**To be done:**
Copy the entries below exactly. Images do not belong in the copy.

**Supplied material:**

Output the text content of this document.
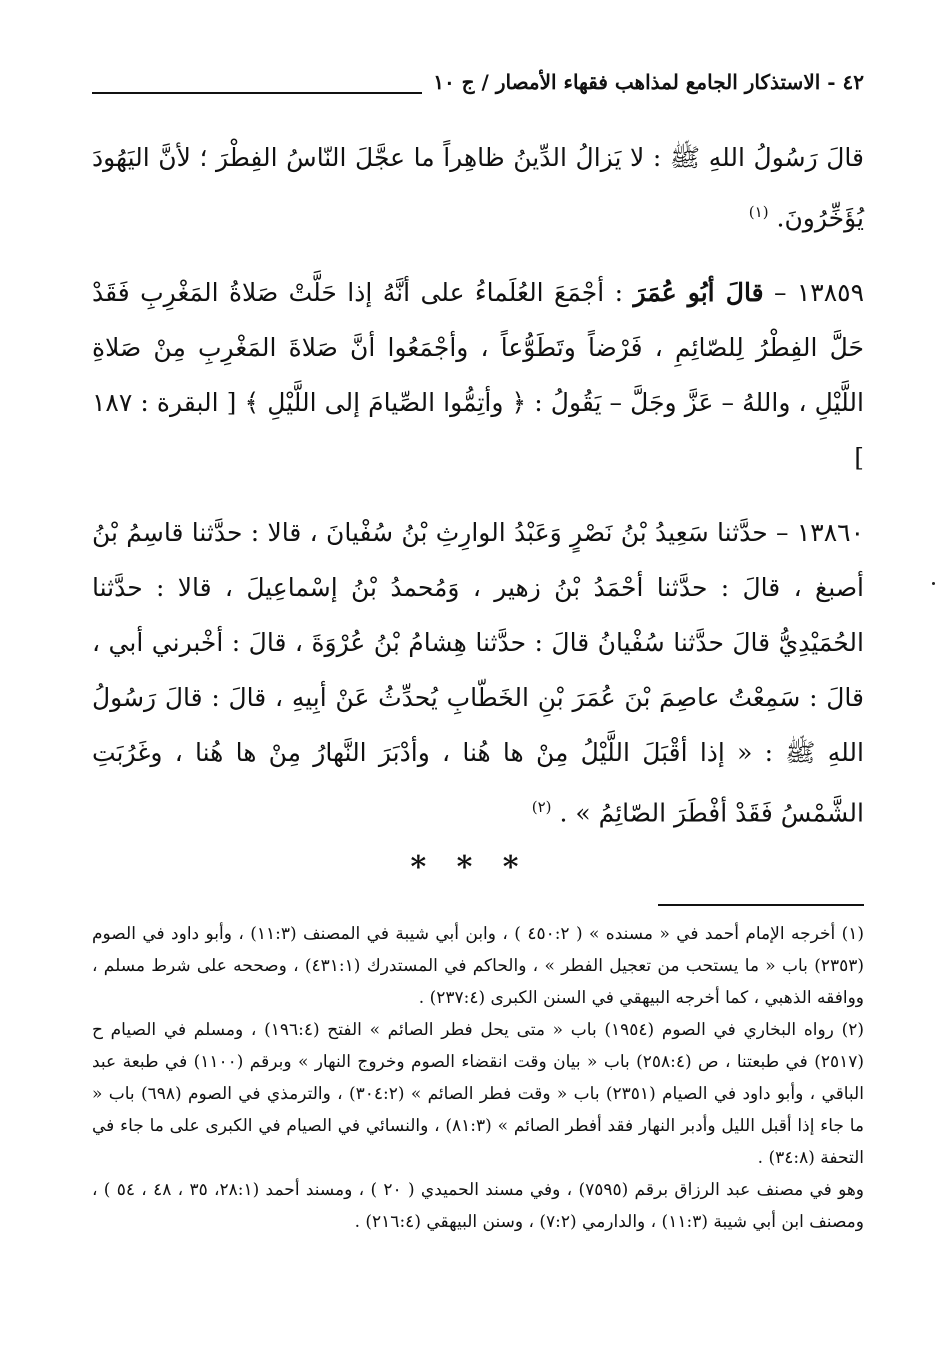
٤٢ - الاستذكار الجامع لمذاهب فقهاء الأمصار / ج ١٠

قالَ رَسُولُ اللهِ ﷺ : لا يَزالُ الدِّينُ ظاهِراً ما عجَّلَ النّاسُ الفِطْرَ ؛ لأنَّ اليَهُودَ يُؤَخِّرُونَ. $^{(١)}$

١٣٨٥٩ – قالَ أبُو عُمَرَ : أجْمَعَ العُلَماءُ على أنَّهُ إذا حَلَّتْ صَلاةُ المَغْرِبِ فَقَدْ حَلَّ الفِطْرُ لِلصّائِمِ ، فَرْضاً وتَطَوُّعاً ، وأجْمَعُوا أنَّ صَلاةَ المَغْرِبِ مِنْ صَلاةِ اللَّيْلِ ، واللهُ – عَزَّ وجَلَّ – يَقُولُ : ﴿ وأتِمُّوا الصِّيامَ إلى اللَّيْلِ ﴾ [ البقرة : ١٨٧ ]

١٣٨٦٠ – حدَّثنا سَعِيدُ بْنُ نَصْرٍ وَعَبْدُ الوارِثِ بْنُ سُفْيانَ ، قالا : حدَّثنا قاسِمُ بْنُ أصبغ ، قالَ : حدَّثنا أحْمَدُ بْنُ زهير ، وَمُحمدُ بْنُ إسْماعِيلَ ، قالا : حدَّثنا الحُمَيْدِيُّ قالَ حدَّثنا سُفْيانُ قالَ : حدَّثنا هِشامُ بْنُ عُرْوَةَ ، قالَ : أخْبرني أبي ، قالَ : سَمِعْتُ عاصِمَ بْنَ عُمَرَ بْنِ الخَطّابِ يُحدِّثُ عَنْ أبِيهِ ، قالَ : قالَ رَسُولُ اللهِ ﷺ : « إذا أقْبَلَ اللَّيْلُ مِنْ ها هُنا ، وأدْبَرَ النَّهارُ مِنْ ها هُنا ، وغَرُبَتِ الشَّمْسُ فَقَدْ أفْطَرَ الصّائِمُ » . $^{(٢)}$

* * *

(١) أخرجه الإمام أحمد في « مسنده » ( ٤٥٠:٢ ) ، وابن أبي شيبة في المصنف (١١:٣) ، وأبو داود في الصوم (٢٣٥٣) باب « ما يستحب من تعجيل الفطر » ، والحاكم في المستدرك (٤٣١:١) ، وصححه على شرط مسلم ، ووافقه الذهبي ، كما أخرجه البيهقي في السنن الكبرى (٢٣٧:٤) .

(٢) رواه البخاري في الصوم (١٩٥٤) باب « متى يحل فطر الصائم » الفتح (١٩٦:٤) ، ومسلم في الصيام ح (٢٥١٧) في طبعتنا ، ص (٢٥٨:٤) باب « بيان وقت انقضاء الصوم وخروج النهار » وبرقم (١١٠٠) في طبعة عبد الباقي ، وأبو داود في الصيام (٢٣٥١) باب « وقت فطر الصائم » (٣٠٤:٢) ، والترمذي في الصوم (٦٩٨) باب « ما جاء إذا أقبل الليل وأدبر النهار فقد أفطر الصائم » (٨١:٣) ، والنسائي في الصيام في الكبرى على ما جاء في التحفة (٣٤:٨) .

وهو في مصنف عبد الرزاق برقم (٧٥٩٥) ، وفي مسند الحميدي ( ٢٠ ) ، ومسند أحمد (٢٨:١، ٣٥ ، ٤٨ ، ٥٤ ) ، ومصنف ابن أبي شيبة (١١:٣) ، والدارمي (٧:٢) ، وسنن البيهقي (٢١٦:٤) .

**Output for this task:**
Output the text content of this document.
٤٢ - الاستذكار الجامع لمذاهب فقهاء الأمصار / ج ١٠

قالَ رَسُولُ اللهِ ﷺ : لا يَزالُ الدِّينُ ظاهِراً ما عجَّلَ النّاسُ الفِطْرَ ؛ لأنَّ اليَهُودَ يُؤَخِّرُونَ. $^{(١)}$

١٣٨٥٩ – قالَ أبُو عُمَرَ : أجْمَعَ العُلَماءُ على أنَّهُ إذا حَلَّتْ صَلاةُ المَغْرِبِ فَقَدْ حَلَّ الفِطْرُ لِلصّائِمِ ، فَرْضاً وتَطَوُّعاً ، وأجْمَعُوا أنَّ صَلاةَ المَغْرِبِ مِنْ صَلاةِ اللَّيْلِ ، واللهُ – عَزَّ وجَلَّ – يَقُولُ : ﴿ وأتِمُّوا الصِّيامَ إلى اللَّيْلِ ﴾ [ البقرة : ١٨٧ ]

١٣٨٦٠ – حدَّثنا سَعِيدُ بْنُ نَصْرٍ وَعَبْدُ الوارِثِ بْنُ سُفْيانَ ، قالا : حدَّثنا قاسِمُ بْنُ أصبغ ، قالَ : حدَّثنا أحْمَدُ بْنُ زهير ، وَمُحمدُ بْنُ إسْماعِيلَ ، قالا : حدَّثنا الحُمَيْدِيُّ قالَ حدَّثنا سُفْيانُ قالَ : حدَّثنا هِشامُ بْنُ عُرْوَةَ ، قالَ : أخْبرني أبي ، قالَ : سَمِعْتُ عاصِمَ بْنَ عُمَرَ بْنِ الخَطّابِ يُحدِّثُ عَنْ أبِيهِ ، قالَ : قالَ رَسُولُ اللهِ ﷺ : « إذا أقْبَلَ اللَّيْلُ مِنْ ها هُنا ، وأدْبَرَ النَّهارُ مِنْ ها هُنا ، وغَرُبَتِ الشَّمْسُ فَقَدْ أفْطَرَ الصّائِمُ » . $^{(٢)}$

* * *

(١) أخرجه الإمام أحمد في « مسنده » ( ٤٥٠:٢ ) ، وابن أبي شيبة في المصنف (١١:٣) ، وأبو داود في الصوم (٢٣٥٣) باب « ما يستحب من تعجيل الفطر » ، والحاكم في المستدرك (٤٣١:١) ، وصححه على شرط مسلم ، ووافقه الذهبي ، كما أخرجه البيهقي في السنن الكبرى (٢٣٧:٤) .

(٢) رواه البخاري في الصوم (١٩٥٤) باب « متى يحل فطر الصائم » الفتح (١٩٦:٤) ، ومسلم في الصيام ح (٢٥١٧) في طبعتنا ، ص (٢٥٨:٤) باب « بيان وقت انقضاء الصوم وخروج النهار » وبرقم (١١٠٠) في طبعة عبد الباقي ، وأبو داود في الصيام (٢٣٥١) باب « وقت فطر الصائم » (٣٠٤:٢) ، والترمذي في الصوم (٦٩٨) باب « ما جاء إذا أقبل الليل وأدبر النهار فقد أفطر الصائم » (٨١:٣) ، والنسائي في الصيام في الكبرى على ما جاء في التحفة (٣٤:٨) .

وهو في مصنف عبد الرزاق برقم (٧٥٩٥) ، وفي مسند الحميدي ( ٢٠ ) ، ومسند أحمد (٢٨:١، ٣٥ ، ٤٨ ، ٥٤ ) ، ومصنف ابن أبي شيبة (١١:٣) ، والدارمي (٧:٢) ، وسنن البيهقي (٢١٦:٤) .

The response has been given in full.